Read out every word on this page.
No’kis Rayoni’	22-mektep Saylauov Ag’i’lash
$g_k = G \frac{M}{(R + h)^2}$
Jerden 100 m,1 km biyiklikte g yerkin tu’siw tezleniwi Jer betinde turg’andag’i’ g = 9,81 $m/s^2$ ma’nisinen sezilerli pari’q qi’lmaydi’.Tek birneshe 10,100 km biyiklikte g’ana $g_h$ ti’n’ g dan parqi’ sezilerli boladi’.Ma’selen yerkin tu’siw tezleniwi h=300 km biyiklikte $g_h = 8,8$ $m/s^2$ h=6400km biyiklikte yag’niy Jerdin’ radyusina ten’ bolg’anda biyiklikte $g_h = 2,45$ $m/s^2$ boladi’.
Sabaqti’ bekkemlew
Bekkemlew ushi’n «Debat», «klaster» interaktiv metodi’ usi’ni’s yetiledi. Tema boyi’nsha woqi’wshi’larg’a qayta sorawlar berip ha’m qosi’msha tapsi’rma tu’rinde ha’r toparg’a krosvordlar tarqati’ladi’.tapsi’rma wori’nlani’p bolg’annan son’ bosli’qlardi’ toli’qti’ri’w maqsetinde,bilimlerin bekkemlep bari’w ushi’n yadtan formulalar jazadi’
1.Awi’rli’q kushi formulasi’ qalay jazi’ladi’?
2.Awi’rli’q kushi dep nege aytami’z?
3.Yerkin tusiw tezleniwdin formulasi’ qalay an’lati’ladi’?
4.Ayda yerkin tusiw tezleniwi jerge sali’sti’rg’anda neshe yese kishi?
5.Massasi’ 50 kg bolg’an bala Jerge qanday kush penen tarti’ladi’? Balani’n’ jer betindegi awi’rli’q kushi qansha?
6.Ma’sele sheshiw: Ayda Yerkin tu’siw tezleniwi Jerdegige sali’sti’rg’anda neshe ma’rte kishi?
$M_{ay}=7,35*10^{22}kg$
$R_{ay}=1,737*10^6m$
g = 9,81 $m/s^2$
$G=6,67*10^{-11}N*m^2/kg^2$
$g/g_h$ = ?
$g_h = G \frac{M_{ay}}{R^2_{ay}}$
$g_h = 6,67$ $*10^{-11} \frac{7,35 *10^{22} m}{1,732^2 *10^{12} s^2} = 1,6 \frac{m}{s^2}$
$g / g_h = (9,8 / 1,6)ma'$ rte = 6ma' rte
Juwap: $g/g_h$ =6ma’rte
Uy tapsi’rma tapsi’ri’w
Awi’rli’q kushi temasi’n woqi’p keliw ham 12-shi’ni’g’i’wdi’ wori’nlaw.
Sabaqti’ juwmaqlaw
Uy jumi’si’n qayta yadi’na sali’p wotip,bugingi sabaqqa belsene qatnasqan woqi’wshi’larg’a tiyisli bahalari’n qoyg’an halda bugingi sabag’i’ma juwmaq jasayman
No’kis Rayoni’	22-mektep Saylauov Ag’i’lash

+---+

• _Given problem_
Work out how many lines above have the string "frac" in them, and give only the number.

• _Exercise result_
3